_Instructions for the task:_
Show every line where "County" occurs.

_Rows:_
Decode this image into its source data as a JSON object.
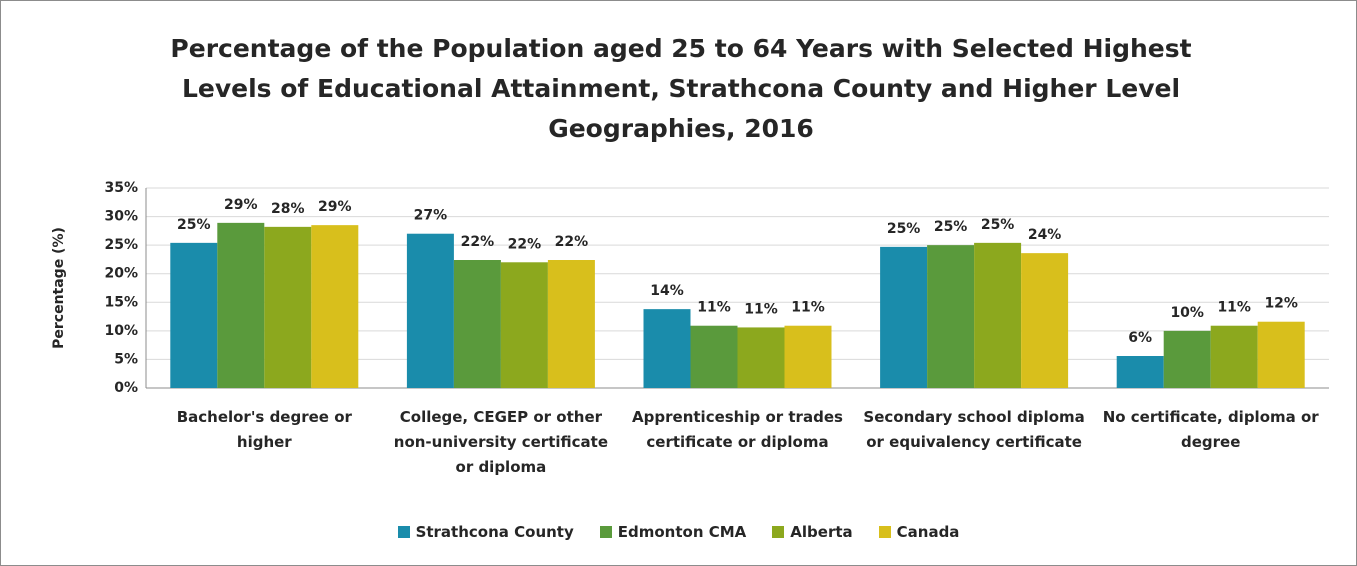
{
  "chart_data": {
    "type": "bar",
    "title": "Percentage of the Population aged 25 to 64 Years with Selected Highest Levels of Educational Attainment, Strathcona County and Higher Level Geographies, 2016",
    "y_label": "Percentage (%)",
    "categories": [
      "Bachelor's degree or higher",
      "College, CEGEP or other non-university certificate or diploma",
      "Apprenticeship or trades certificate or diploma",
      "Secondary school diploma or equivalency certificate",
      "No certificate, diploma or degree"
    ],
    "series": [
      {
        "name": "Strathcona County",
        "color": "#1a8cab",
        "values": [
          25.4,
          27.0,
          13.8,
          24.7,
          5.6
        ],
        "value_labels": [
          "25%",
          "27%",
          "14%",
          "25%",
          "6%"
        ]
      },
      {
        "name": "Edmonton CMA",
        "color": "#5a9a3c",
        "values": [
          28.9,
          22.4,
          10.9,
          25.0,
          10.0
        ],
        "value_labels": [
          "29%",
          "22%",
          "11%",
          "25%",
          "10%"
        ]
      },
      {
        "name": "Alberta",
        "color": "#8ca81e",
        "values": [
          28.2,
          22.0,
          10.6,
          25.4,
          10.9
        ],
        "value_labels": [
          "28%",
          "22%",
          "11%",
          "25%",
          "11%"
        ]
      },
      {
        "name": "Canada",
        "color": "#d8bf1c",
        "values": [
          28.5,
          22.4,
          10.9,
          23.6,
          11.6
        ],
        "value_labels": [
          "29%",
          "22%",
          "11%",
          "24%",
          "12%"
        ]
      }
    ],
    "ylim": [
      0,
      35
    ],
    "yticks": [
      {
        "value": 0,
        "label": "0%"
      },
      {
        "value": 5,
        "label": "5%"
      },
      {
        "value": 10,
        "label": "10%"
      },
      {
        "value": 15,
        "label": "15%"
      },
      {
        "value": 20,
        "label": "20%"
      },
      {
        "value": 25,
        "label": "25%"
      },
      {
        "value": 30,
        "label": "30%"
      },
      {
        "value": 35,
        "label": "35%"
      }
    ],
    "grid": true,
    "legend": "bottom"
  }
}
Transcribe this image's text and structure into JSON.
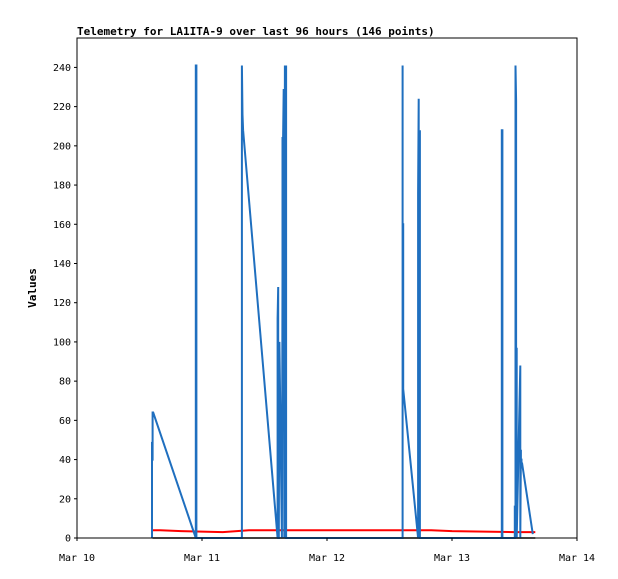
{
  "chart_data": {
    "type": "line",
    "title": "Telemetry for LA1ITA-9 over last 96 hours (146 points)",
    "xlabel": "",
    "ylabel": "Values",
    "x_ticks": [
      "Mar 10",
      "Mar 11",
      "Mar 12",
      "Mar 13",
      "Mar 14"
    ],
    "y_ticks": [
      0,
      20,
      40,
      60,
      80,
      100,
      120,
      140,
      160,
      180,
      200,
      220,
      240
    ],
    "xlim": [
      "Mar 10 00:00",
      "Mar 14 00:00"
    ],
    "ylim": [
      0,
      255
    ],
    "grid": false,
    "legend": "none",
    "series": [
      {
        "color": "#ff0000",
        "x": [
          "Mar 10 14:30",
          "Mar 10 16:00",
          "Mar 10 20:00",
          "Mar 11 04:00",
          "Mar 11 09:00",
          "Mar 11 16:00",
          "Mar 12 16:00",
          "Mar 12 20:00",
          "Mar 13 00:00",
          "Mar 13 12:00",
          "Mar 13 16:00"
        ],
        "y": [
          4,
          4,
          3.5,
          3,
          4,
          4,
          4,
          4,
          3.5,
          3,
          3
        ]
      },
      {
        "color": "#000000",
        "x": [
          "Mar 10 14:30",
          "Mar 13 16:00"
        ],
        "y": [
          0,
          0
        ]
      },
      {
        "color": "#1f6fbf",
        "x": [
          "Mar 10 14:24",
          "Mar 10 14:24",
          "Mar 10 14:24",
          "Mar 10 14:31",
          "Mar 10 14:31",
          "Mar 10 14:38",
          "Mar 10 14:38",
          "Mar 10 22:48",
          "Mar 10 22:48",
          "Mar 10 22:55",
          "Mar 10 22:55",
          "Mar 11 07:40",
          "Mar 11 07:40",
          "Mar 11 07:47",
          "Mar 11 07:54",
          "Mar 11 07:54",
          "Mar 11 14:31",
          "Mar 11 14:31",
          "Mar 11 14:38",
          "Mar 11 14:38",
          "Mar 11 14:45",
          "Mar 11 14:52",
          "Mar 11 15:20",
          "Mar 11 15:27",
          "Mar 11 15:27",
          "Mar 11 15:34",
          "Mar 11 15:41",
          "Mar 11 15:48",
          "Mar 11 15:55",
          "Mar 11 15:55",
          "Mar 11 16:02",
          "Mar 11 16:02",
          "Mar 11 16:02",
          "Mar 11 16:09",
          "Mar 11 16:09",
          "Mar 11 16:09",
          "Mar 12 14:31",
          "Mar 12 14:31",
          "Mar 12 14:31",
          "Mar 12 14:38",
          "Mar 12 14:38",
          "Mar 12 17:29",
          "Mar 12 17:29",
          "Mar 12 17:36",
          "Mar 12 17:36",
          "Mar 12 17:43",
          "Mar 12 17:43",
          "Mar 12 17:50",
          "Mar 12 17:50",
          "Mar 12 17:57",
          "Mar 12 17:57",
          "Mar 13 09:34",
          "Mar 13 09:34",
          "Mar 13 09:41",
          "Mar 13 09:41",
          "Mar 13 12:04",
          "Mar 13 12:04",
          "Mar 13 12:11",
          "Mar 13 12:11",
          "Mar 13 12:18",
          "Mar 13 12:18",
          "Mar 13 12:25",
          "Mar 13 12:25",
          "Mar 13 13:07",
          "Mar 13 13:07",
          "Mar 13 13:14",
          "Mar 13 13:14",
          "Mar 13 13:21",
          "Mar 13 13:21",
          "Mar 13 13:28",
          "Mar 13 15:31",
          "Mar 13 15:31"
        ],
        "y": [
          0,
          49,
          40,
          40,
          64,
          64,
          64,
          0,
          241,
          241,
          0,
          0,
          241,
          216,
          208,
          208,
          0,
          112,
          128,
          0,
          0,
          100,
          0,
          133,
          204,
          204,
          229,
          0,
          241,
          0,
          144,
          0,
          0,
          241,
          241,
          0,
          0,
          241,
          160,
          160,
          76,
          0,
          176,
          224,
          0,
          112,
          0,
          208,
          0,
          0,
          0,
          0,
          208,
          208,
          0,
          0,
          16,
          16,
          241,
          223,
          0,
          97,
          0,
          88,
          0,
          45,
          40,
          40,
          38,
          38,
          2,
          2
        ]
      }
    ]
  }
}
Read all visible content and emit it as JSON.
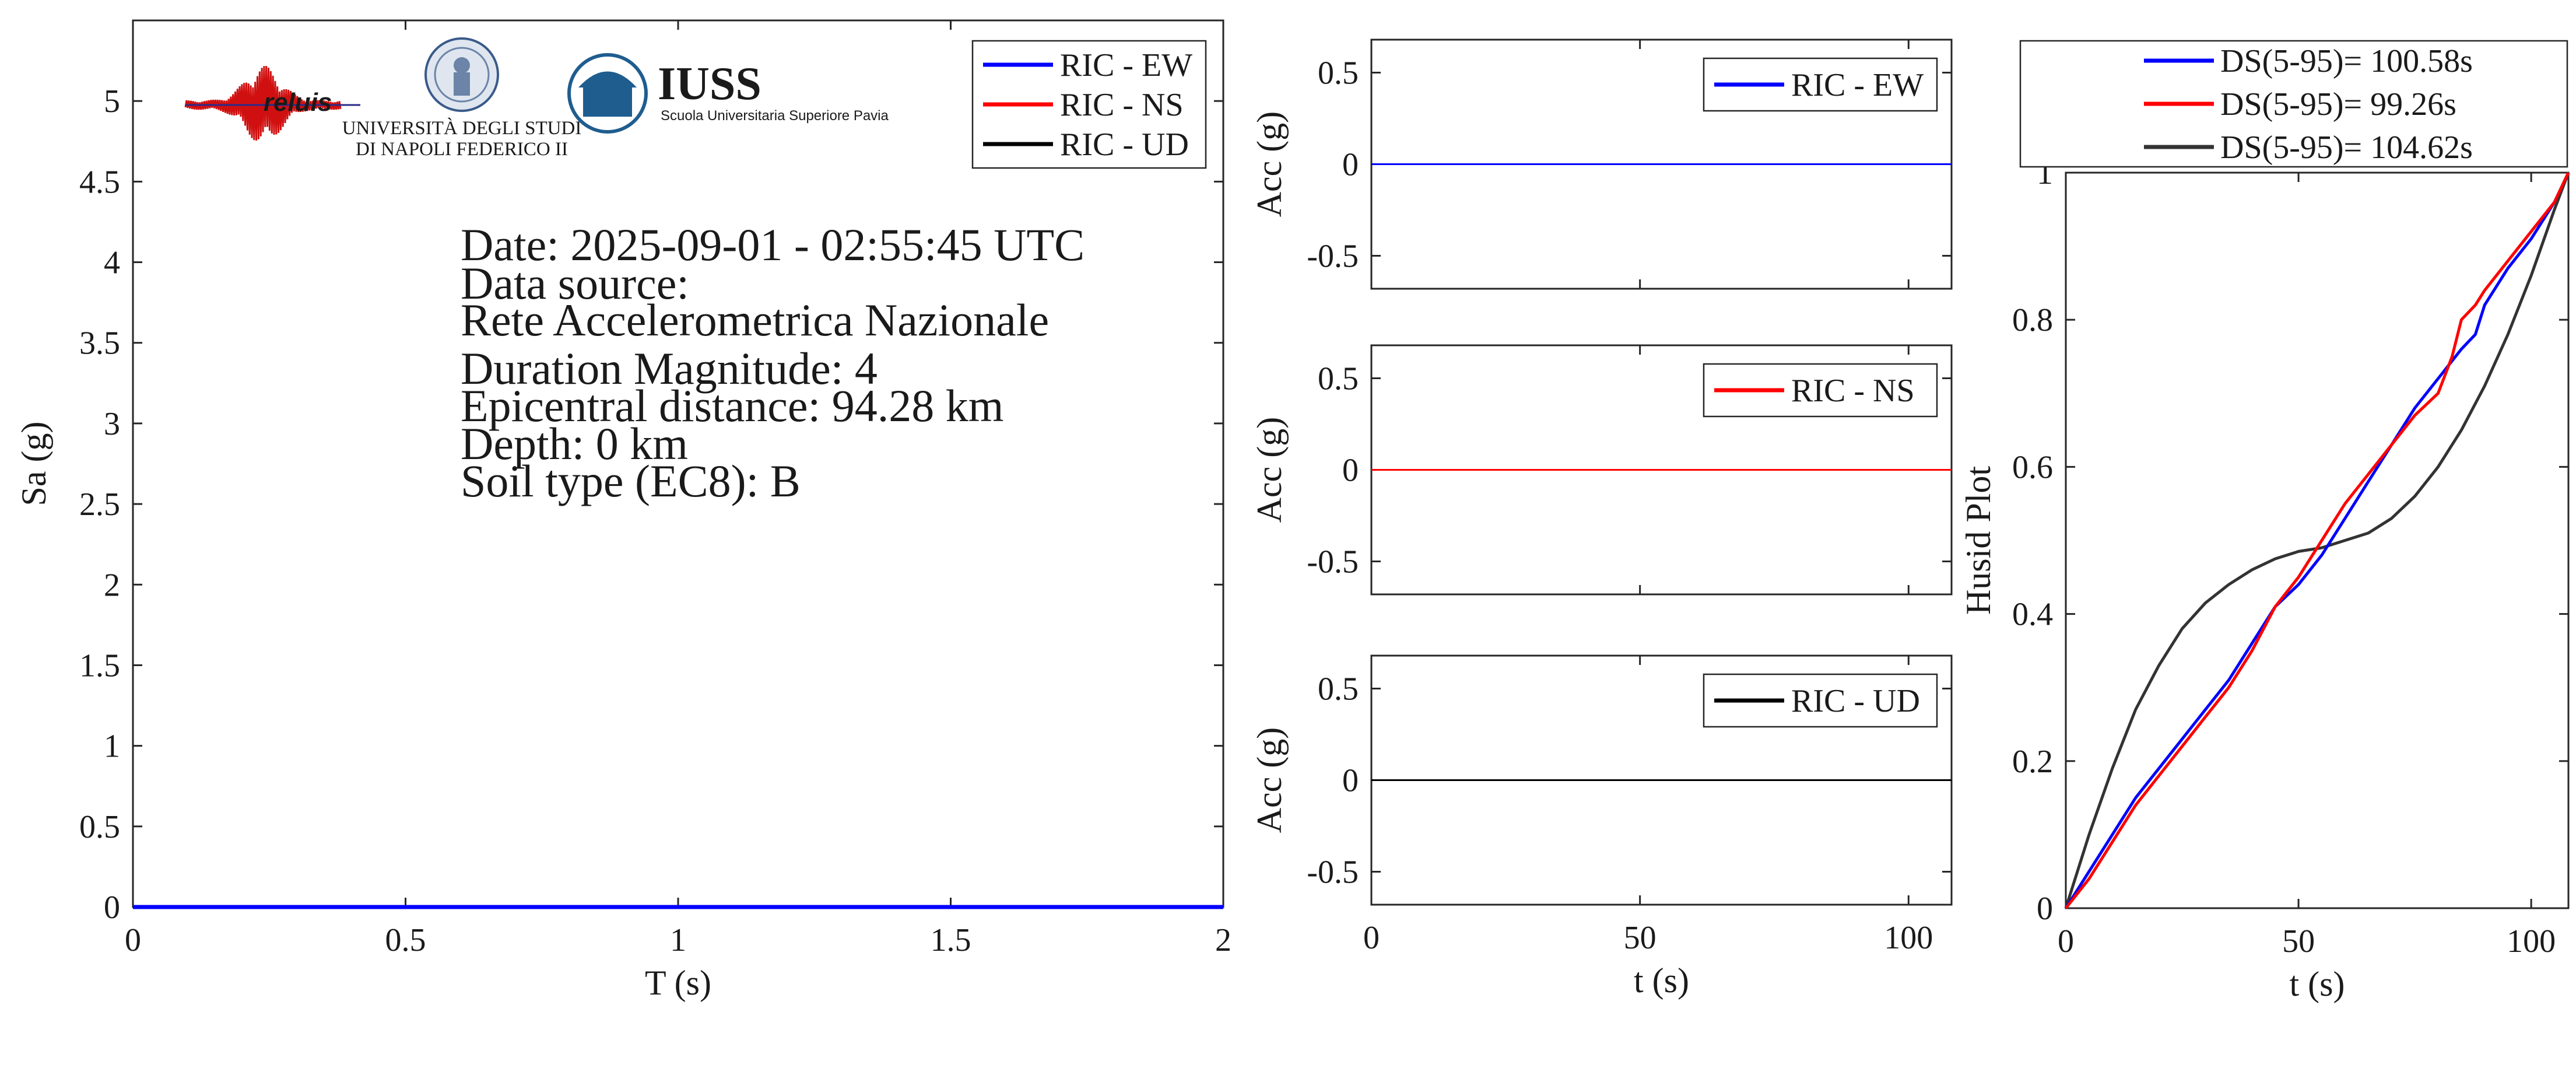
{
  "chart_data": [
    {
      "type": "line",
      "xlabel": "T (s)",
      "ylabel": "Sa (g)",
      "xlim": [
        0,
        2
      ],
      "ylim": [
        0,
        5.5
      ],
      "xticks": [
        "0",
        "0.5",
        "1",
        "1.5",
        "2"
      ],
      "yticks": [
        "0",
        "0.5",
        "1",
        "1.5",
        "2",
        "2.5",
        "3",
        "3.5",
        "4",
        "4.5",
        "5"
      ],
      "legend_position": "top-right",
      "series": [
        {
          "name": "RIC - EW",
          "color": "#0000ff",
          "x": [
            0,
            0.5,
            1,
            1.5,
            2
          ],
          "values": [
            0,
            0,
            0,
            0,
            0
          ]
        },
        {
          "name": "RIC - NS",
          "color": "#ff0000",
          "x": [
            0,
            0.5,
            1,
            1.5,
            2
          ],
          "values": [
            0,
            0,
            0,
            0,
            0
          ]
        },
        {
          "name": "RIC - UD",
          "color": "#000000",
          "x": [
            0,
            0.5,
            1,
            1.5,
            2
          ],
          "values": [
            0,
            0,
            0,
            0,
            0
          ]
        }
      ],
      "annotations": [
        "Date: 2025-09-01 - 02:55:45 UTC",
        "Data source:",
        "Rete Accelerometrica Nazionale",
        "Duration Magnitude: 4",
        "Epicentral distance: 94.28 km",
        "Depth: 0 km",
        "Soil type (EC8): B"
      ],
      "logos": {
        "reluis": "reluis",
        "unina_line1": "UNIVERSITÀ DEGLI STUDI",
        "unina_line2": "DI NAPOLI FEDERICO II",
        "iuss": "IUSS",
        "iuss_sub": "Scuola Universitaria Superiore Pavia"
      }
    },
    {
      "type": "line",
      "xlabel": "",
      "ylabel": "Acc (g)",
      "xlim": [
        0,
        108
      ],
      "ylim": [
        -0.68,
        0.68
      ],
      "yticks": [
        "-0.5",
        "0",
        "0.5"
      ],
      "legend_position": "top-right",
      "series": [
        {
          "name": "RIC - EW",
          "color": "#0000ff",
          "x": [
            0,
            108
          ],
          "values": [
            0,
            0
          ]
        }
      ]
    },
    {
      "type": "line",
      "xlabel": "",
      "ylabel": "Acc (g)",
      "xlim": [
        0,
        108
      ],
      "ylim": [
        -0.68,
        0.68
      ],
      "yticks": [
        "-0.5",
        "0",
        "0.5"
      ],
      "legend_position": "top-right",
      "series": [
        {
          "name": "RIC - NS",
          "color": "#ff0000",
          "x": [
            0,
            108
          ],
          "values": [
            0,
            0
          ]
        }
      ]
    },
    {
      "type": "line",
      "xlabel": "t (s)",
      "ylabel": "Acc (g)",
      "xlim": [
        0,
        108
      ],
      "ylim": [
        -0.68,
        0.68
      ],
      "xticks": [
        "0",
        "50",
        "100"
      ],
      "yticks": [
        "-0.5",
        "0",
        "0.5"
      ],
      "legend_position": "top-right",
      "series": [
        {
          "name": "RIC - UD",
          "color": "#000000",
          "x": [
            0,
            108
          ],
          "values": [
            0,
            0
          ]
        }
      ]
    },
    {
      "type": "line",
      "xlabel": "t (s)",
      "ylabel": "Husid Plot",
      "xlim": [
        0,
        108
      ],
      "ylim": [
        0,
        1
      ],
      "xticks": [
        "0",
        "50",
        "100"
      ],
      "yticks": [
        "0",
        "0.2",
        "0.4",
        "0.6",
        "0.8",
        "1"
      ],
      "legend_position": "top-outside",
      "series": [
        {
          "name": "DS(5-95)= 100.58s",
          "color": "#0000ff",
          "x": [
            0,
            5,
            10,
            15,
            20,
            25,
            30,
            35,
            40,
            45,
            50,
            55,
            60,
            65,
            70,
            75,
            80,
            85,
            88,
            90,
            95,
            100,
            105,
            108
          ],
          "values": [
            0,
            0.05,
            0.1,
            0.15,
            0.19,
            0.23,
            0.27,
            0.31,
            0.36,
            0.41,
            0.44,
            0.48,
            0.53,
            0.58,
            0.63,
            0.68,
            0.72,
            0.76,
            0.78,
            0.82,
            0.87,
            0.91,
            0.96,
            1.0
          ]
        },
        {
          "name": "DS(5-95)= 99.26s",
          "color": "#ff0000",
          "x": [
            0,
            5,
            10,
            15,
            20,
            25,
            30,
            35,
            40,
            45,
            50,
            55,
            60,
            65,
            70,
            75,
            80,
            83,
            85,
            88,
            90,
            95,
            100,
            105,
            108
          ],
          "values": [
            0,
            0.04,
            0.09,
            0.14,
            0.18,
            0.22,
            0.26,
            0.3,
            0.35,
            0.41,
            0.45,
            0.5,
            0.55,
            0.59,
            0.63,
            0.67,
            0.7,
            0.75,
            0.8,
            0.82,
            0.84,
            0.88,
            0.92,
            0.96,
            1.0
          ]
        },
        {
          "name": "DS(5-95)= 104.62s",
          "color": "#333333",
          "x": [
            0,
            5,
            10,
            15,
            20,
            25,
            30,
            35,
            40,
            45,
            50,
            55,
            60,
            65,
            70,
            75,
            80,
            85,
            90,
            95,
            100,
            105,
            108
          ],
          "values": [
            0,
            0.1,
            0.19,
            0.27,
            0.33,
            0.38,
            0.415,
            0.44,
            0.46,
            0.475,
            0.485,
            0.49,
            0.5,
            0.51,
            0.53,
            0.56,
            0.6,
            0.65,
            0.71,
            0.78,
            0.86,
            0.95,
            1.0
          ]
        }
      ]
    }
  ]
}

_Written response:_
    "title": "Percentage of the Population aged 25 to 64 Years with Selected Highest Levels of Educational Attainment, Strathcona County and Higher Level Geographies, 2016",
        "name": "Strathcona County",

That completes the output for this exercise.